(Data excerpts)
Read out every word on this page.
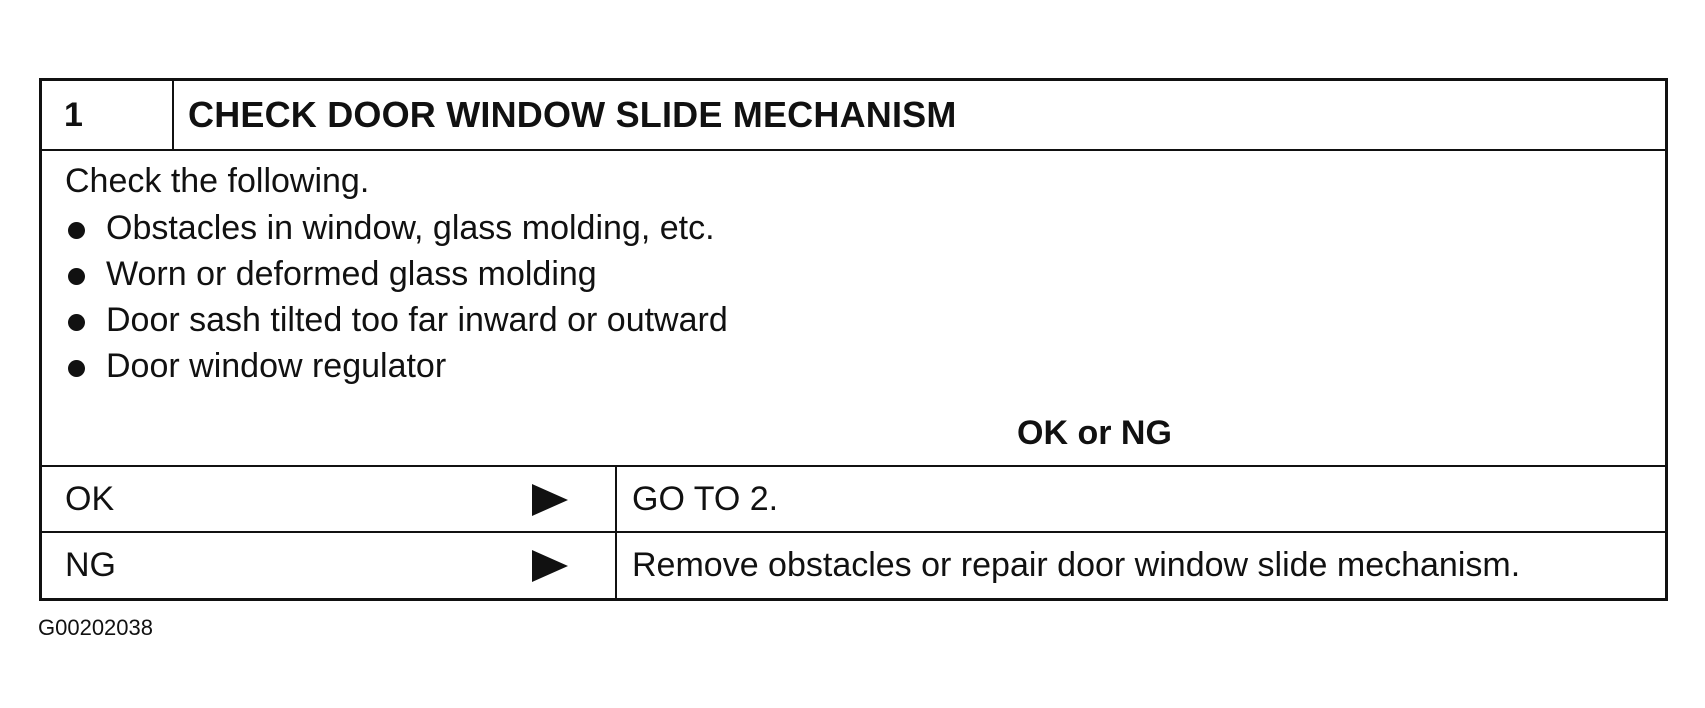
1	CHECK DOOR WINDOW SLIDE MECHANISM
Check the following.
Obstacles in window, glass molding, etc.
Worn or deformed glass molding
Door sash tilted too far inward or outward
Door window regulator
OK or NG
OK	GO TO 2.
NG	Remove obstacles or repair door window slide mechanism.
G00202038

● **WHAT IS REQUIRED**
Using the listing, copy every line where the word "glass" shows up.

● **REPLY**
Obstacles in window, glass molding, etc.
Worn or deformed glass molding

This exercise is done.